• **THE EXERCISE**
Please print the items below word for word, from the first line through the line containing "List each element", and include both of those lines. Leave the pictures out of your answer.

-------- PROVIDED RECORDS --------

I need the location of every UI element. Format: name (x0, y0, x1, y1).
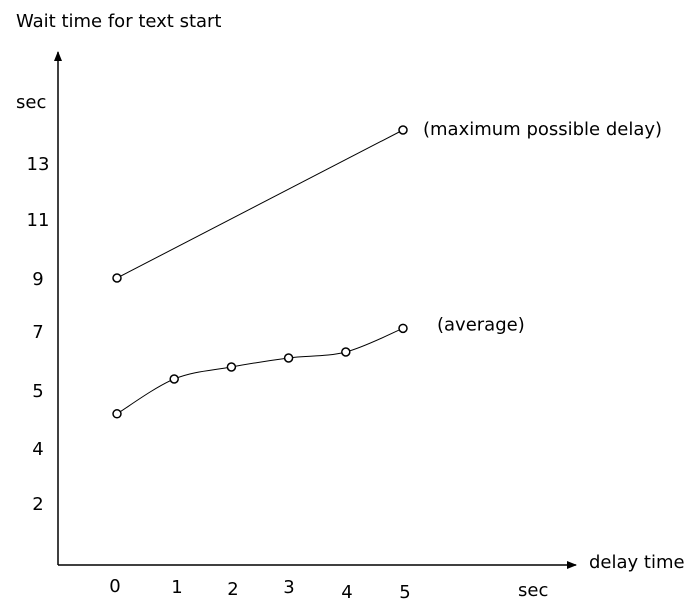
data-point (283, 353, 294, 363)
data-point (112, 409, 122, 419)
data-point (112, 273, 122, 283)
y-tick-label: 11 (27, 210, 50, 231)
data-points (112, 125, 408, 419)
series-line-average (116, 327, 404, 415)
data-point (398, 125, 408, 135)
x-tick-labels: 0 1 2 3 4 5 (109, 576, 410, 603)
y-tick-labels: 2 4 5 7 9 11 13 (27, 154, 50, 515)
y-axis-label: sec (16, 92, 46, 113)
chart-title: Wait time for text start (16, 11, 222, 32)
data-point (226, 362, 237, 372)
x-axis-label: delay time (589, 552, 685, 573)
x-axis-unit: sec (518, 580, 548, 601)
y-tick-label: 5 (32, 381, 43, 402)
series-label-maximum: (maximum possible delay) (423, 119, 662, 140)
y-tick-label: 9 (32, 269, 43, 290)
series-line-maximum (116, 129, 404, 279)
series-label-average: (average) (437, 314, 525, 335)
x-tick-label: 1 (171, 577, 182, 598)
y-tick-label: 2 (32, 494, 43, 515)
data-point (398, 323, 408, 334)
x-tick-label: 3 (283, 577, 294, 598)
x-tick-label: 0 (109, 576, 120, 597)
data-point (341, 347, 351, 357)
data-point (169, 374, 179, 384)
x-tick-label: 4 (341, 582, 352, 603)
y-tick-label: 4 (32, 439, 43, 460)
x-tick-label: 5 (399, 582, 410, 603)
x-tick-label: 2 (227, 579, 238, 600)
y-tick-label: 7 (32, 322, 43, 343)
y-tick-label: 13 (27, 154, 50, 175)
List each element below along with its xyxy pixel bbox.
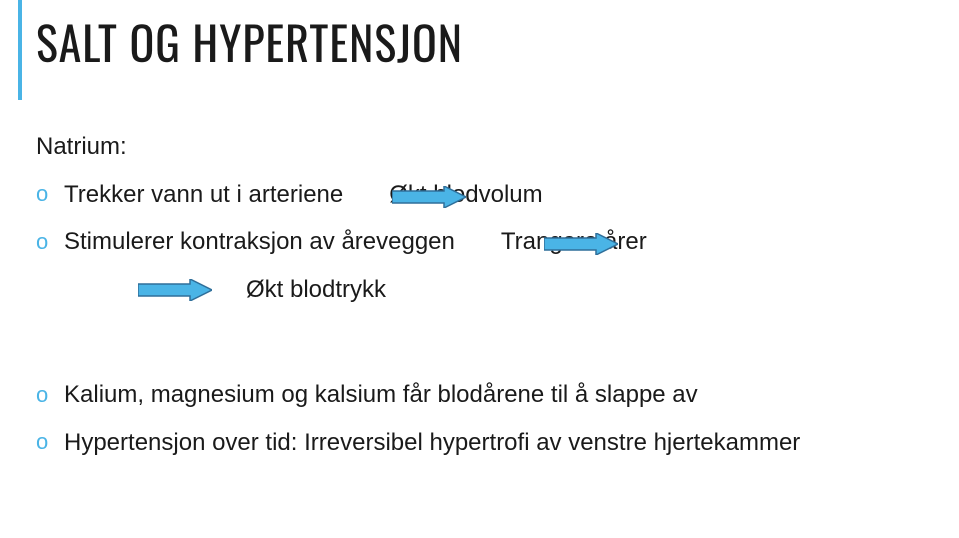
section-label: Natrium: [36, 130, 127, 164]
section-label-line: Natrium: [36, 130, 926, 164]
result-line: Økt blodtrykk [36, 273, 926, 307]
arrow-icon [138, 279, 212, 301]
bullet-icon: o [36, 427, 54, 458]
line3-text: Økt blodtrykk [246, 273, 386, 307]
line1-part-a: Trekker vann ut i arteriene [64, 178, 343, 212]
line5-text: Hypertensjon over tid: Irreversibel hype… [64, 426, 800, 460]
line2-part-a: Stimulerer kontraksjon av åreveggen [64, 225, 455, 259]
bullet-icon: o [36, 380, 54, 411]
page-title: SALT OG HYPERTENSJON [36, 8, 463, 76]
slide-body: Natrium: o Trekker vann ut i arteriene Ø… [36, 130, 926, 474]
bullet-line-1: o Trekker vann ut i arteriene Økt blodvo… [36, 178, 926, 212]
arrow-icon [544, 231, 618, 253]
bullet-icon: o [36, 179, 54, 210]
bullet-icon: o [36, 227, 54, 258]
accent-bar [18, 0, 22, 100]
bullet-line-5: o Hypertensjon over tid: Irreversibel hy… [36, 426, 926, 460]
second-block: o Kalium, magnesium og kalsium får blodå… [36, 378, 926, 459]
arrow-icon [392, 184, 466, 206]
bullet-line-2: o Stimulerer kontraksjon av åreveggen Tr… [36, 225, 926, 259]
line4-text: Kalium, magnesium og kalsium får blodåre… [64, 378, 698, 412]
bullet-line-4: o Kalium, magnesium og kalsium får blodå… [36, 378, 926, 412]
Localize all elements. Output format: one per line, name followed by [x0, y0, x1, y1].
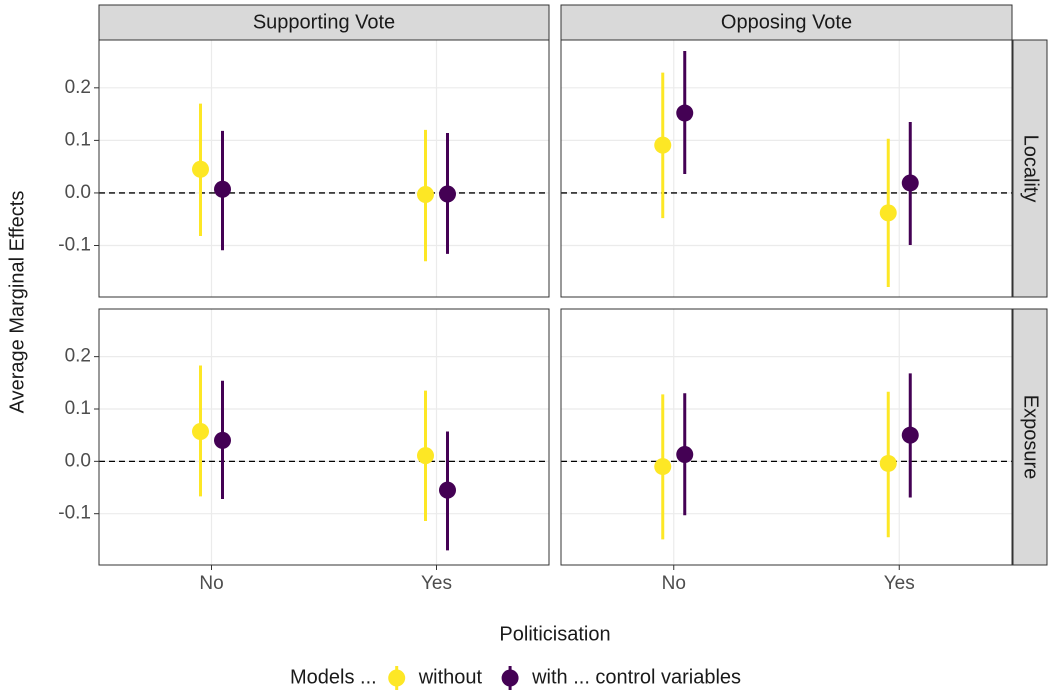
- legend-title: Models ...: [290, 666, 377, 688]
- x-tick-label: No: [199, 573, 223, 594]
- x-axis-label: Politicisation: [499, 623, 610, 645]
- x-tick-label: No: [662, 573, 686, 594]
- point: [879, 204, 897, 222]
- y-tick-label: 0.0: [65, 182, 91, 203]
- column-label: Supporting Vote: [253, 11, 395, 33]
- point: [654, 458, 672, 476]
- y-tick-label: 0.1: [65, 398, 91, 419]
- strip: [560, 4, 1013, 41]
- point: [654, 136, 672, 154]
- point: [439, 481, 456, 499]
- x-tick-label: Yes: [421, 573, 452, 594]
- legend-label: with ... control variables: [531, 666, 741, 688]
- x-tick-label: Yes: [884, 573, 915, 594]
- y-tick-label: -0.1: [58, 235, 91, 256]
- legend-key: [501, 669, 519, 687]
- panel-border: [560, 39, 1013, 298]
- point: [676, 446, 694, 464]
- y-tick-label: 0.0: [65, 450, 91, 471]
- panel-border: [98, 39, 550, 298]
- panel-border: [98, 308, 550, 566]
- legend-key: [388, 669, 406, 687]
- y-tick-label: 0.2: [65, 77, 91, 98]
- y-axis-label: Average Marginal Effects: [6, 191, 28, 414]
- strip: [98, 4, 550, 41]
- y-tick-label: 0.2: [65, 346, 91, 367]
- point: [676, 104, 694, 122]
- point: [417, 186, 434, 204]
- point: [192, 160, 209, 178]
- y-tick-label: 0.1: [65, 129, 91, 150]
- row-label: Exposure: [1020, 395, 1042, 480]
- point: [901, 426, 919, 444]
- row-label: Locality: [1020, 135, 1042, 203]
- strip: [1012, 39, 1048, 298]
- point: [214, 180, 231, 198]
- point: [439, 185, 456, 203]
- point: [214, 431, 231, 449]
- point: [192, 423, 209, 441]
- column-label: Opposing Vote: [721, 11, 852, 33]
- panel-border: [560, 308, 1013, 566]
- point: [879, 454, 897, 472]
- y-tick-label: -0.1: [58, 503, 91, 524]
- point: [417, 447, 434, 465]
- strip: [1012, 308, 1048, 566]
- point: [901, 174, 919, 192]
- legend-label: without: [418, 666, 483, 688]
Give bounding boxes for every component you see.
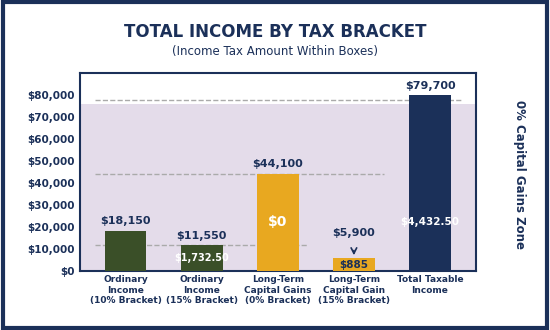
Text: $4,432.50: $4,432.50 <box>400 216 460 226</box>
Bar <box>333 258 375 271</box>
Text: $44,100: $44,100 <box>252 159 303 169</box>
Text: $5,900: $5,900 <box>333 228 375 238</box>
Text: TOTAL INCOME BY TAX BRACKET: TOTAL INCOME BY TAX BRACKET <box>124 23 426 41</box>
Text: $1,732.50: $1,732.50 <box>174 253 229 263</box>
Bar <box>409 95 451 271</box>
Text: $18,150: $18,150 <box>100 216 151 226</box>
Text: $79,700: $79,700 <box>405 81 455 91</box>
Bar <box>104 231 146 271</box>
Text: 0% Capital Gains Zone: 0% Capital Gains Zone <box>513 100 526 249</box>
Text: $0: $0 <box>268 215 288 229</box>
Bar <box>257 174 299 271</box>
Bar <box>180 245 223 271</box>
Text: (Income Tax Amount Within Boxes): (Income Tax Amount Within Boxes) <box>172 45 378 57</box>
Bar <box>80 105 476 271</box>
Text: $885: $885 <box>339 260 369 270</box>
Text: $11,550: $11,550 <box>177 231 227 241</box>
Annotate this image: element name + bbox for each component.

--------

• **OUTPUT FOR THIS TASK**
I need the location of every UI element. Format: name (x0, y0, x1, y1).
data-point (283, 353, 294, 363)
data-point (112, 409, 122, 419)
data-point (112, 273, 122, 283)
y-tick-label: 11 (27, 210, 50, 231)
data-points (112, 125, 408, 419)
series-line-average (116, 327, 404, 415)
data-point (398, 125, 408, 135)
x-tick-labels: 0 1 2 3 4 5 (109, 576, 410, 603)
y-tick-labels: 2 4 5 7 9 11 13 (27, 154, 50, 515)
y-axis-label: sec (16, 92, 46, 113)
chart-title: Wait time for text start (16, 11, 222, 32)
data-point (226, 362, 237, 372)
x-axis-label: delay time (589, 552, 685, 573)
x-axis-unit: sec (518, 580, 548, 601)
y-tick-label: 5 (32, 381, 43, 402)
series-label-maximum: (maximum possible delay) (423, 119, 662, 140)
y-tick-label: 9 (32, 269, 43, 290)
series-line-maximum (116, 129, 404, 279)
series-label-average: (average) (437, 314, 525, 335)
x-tick-label: 1 (171, 577, 182, 598)
y-tick-label: 2 (32, 494, 43, 515)
data-point (398, 323, 408, 334)
x-tick-label: 3 (283, 577, 294, 598)
x-tick-label: 0 (109, 576, 120, 597)
data-point (341, 347, 351, 357)
data-point (169, 374, 179, 384)
x-tick-label: 4 (341, 582, 352, 603)
y-tick-label: 4 (32, 439, 43, 460)
x-tick-label: 5 (399, 582, 410, 603)
x-tick-label: 2 (227, 579, 238, 600)
y-tick-label: 7 (32, 322, 43, 343)
y-tick-label: 13 (27, 154, 50, 175)
List each element below along with its xyxy pixel bbox.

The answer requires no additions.